Problem statement – Every entry below must be repeated exactly; skip the pictures.
════════════════════
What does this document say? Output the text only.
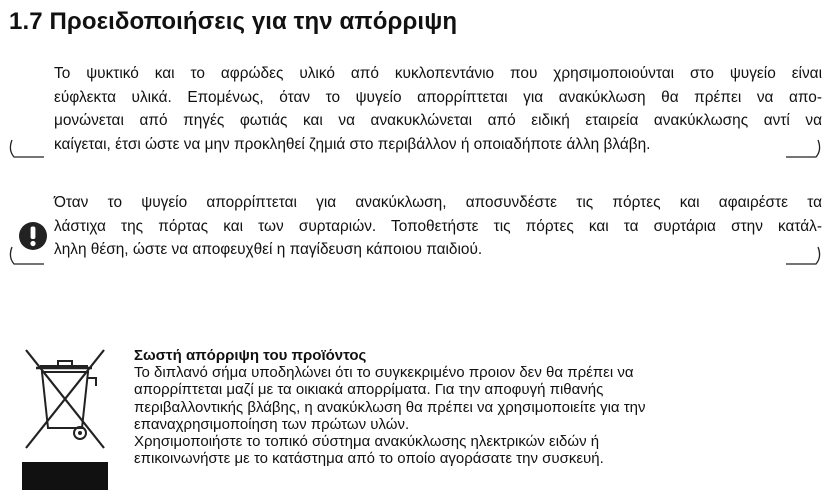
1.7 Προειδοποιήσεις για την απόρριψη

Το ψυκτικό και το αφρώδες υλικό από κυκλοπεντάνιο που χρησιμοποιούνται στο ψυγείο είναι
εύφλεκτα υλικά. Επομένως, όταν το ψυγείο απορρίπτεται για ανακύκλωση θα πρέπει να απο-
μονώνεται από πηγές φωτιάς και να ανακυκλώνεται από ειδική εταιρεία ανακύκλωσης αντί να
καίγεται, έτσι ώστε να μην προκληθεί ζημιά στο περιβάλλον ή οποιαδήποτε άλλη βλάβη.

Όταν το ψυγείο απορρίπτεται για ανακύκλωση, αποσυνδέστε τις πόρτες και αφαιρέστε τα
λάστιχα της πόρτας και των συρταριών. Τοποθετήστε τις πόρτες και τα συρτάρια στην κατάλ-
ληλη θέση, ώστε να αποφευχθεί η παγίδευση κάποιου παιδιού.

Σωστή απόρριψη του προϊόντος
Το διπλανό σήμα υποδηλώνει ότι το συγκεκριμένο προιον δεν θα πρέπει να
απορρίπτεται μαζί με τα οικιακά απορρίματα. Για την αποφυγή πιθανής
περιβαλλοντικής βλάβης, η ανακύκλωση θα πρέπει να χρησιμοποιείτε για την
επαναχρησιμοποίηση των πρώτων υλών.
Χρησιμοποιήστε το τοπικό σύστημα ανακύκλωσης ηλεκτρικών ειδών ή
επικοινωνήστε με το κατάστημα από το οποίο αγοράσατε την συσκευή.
════════════════════
Task response –
What does this document say? Output the text only.
1.7 Προειδοποιήσεις για την απόρριψη

Το ψυκτικό και το αφρώδες υλικό από κυκλοπεντάνιο που χρησιμοποιούνται στο ψυγείο είναι
εύφλεκτα υλικά. Επομένως, όταν το ψυγείο απορρίπτεται για ανακύκλωση θα πρέπει να απο-
μονώνεται από πηγές φωτιάς και να ανακυκλώνεται από ειδική εταιρεία ανακύκλωσης αντί να
καίγεται, έτσι ώστε να μην προκληθεί ζημιά στο περιβάλλον ή οποιαδήποτε άλλη βλάβη.

Όταν το ψυγείο απορρίπτεται για ανακύκλωση, αποσυνδέστε τις πόρτες και αφαιρέστε τα
λάστιχα της πόρτας και των συρταριών. Τοποθετήστε τις πόρτες και τα συρτάρια στην κατάλ-
ληλη θέση, ώστε να αποφευχθεί η παγίδευση κάποιου παιδιού.

Σωστή απόρριψη του προϊόντος
Το διπλανό σήμα υποδηλώνει ότι το συγκεκριμένο προιον δεν θα πρέπει να
απορρίπτεται μαζί με τα οικιακά απορρίματα. Για την αποφυγή πιθανής
περιβαλλοντικής βλάβης, η ανακύκλωση θα πρέπει να χρησιμοποιείτε για την
επαναχρησιμοποίηση των πρώτων υλών.
Χρησιμοποιήστε το τοπικό σύστημα ανακύκλωσης ηλεκτρικών ειδών ή
επικοινωνήστε με το κατάστημα από το οποίο αγοράσατε την συσκευή.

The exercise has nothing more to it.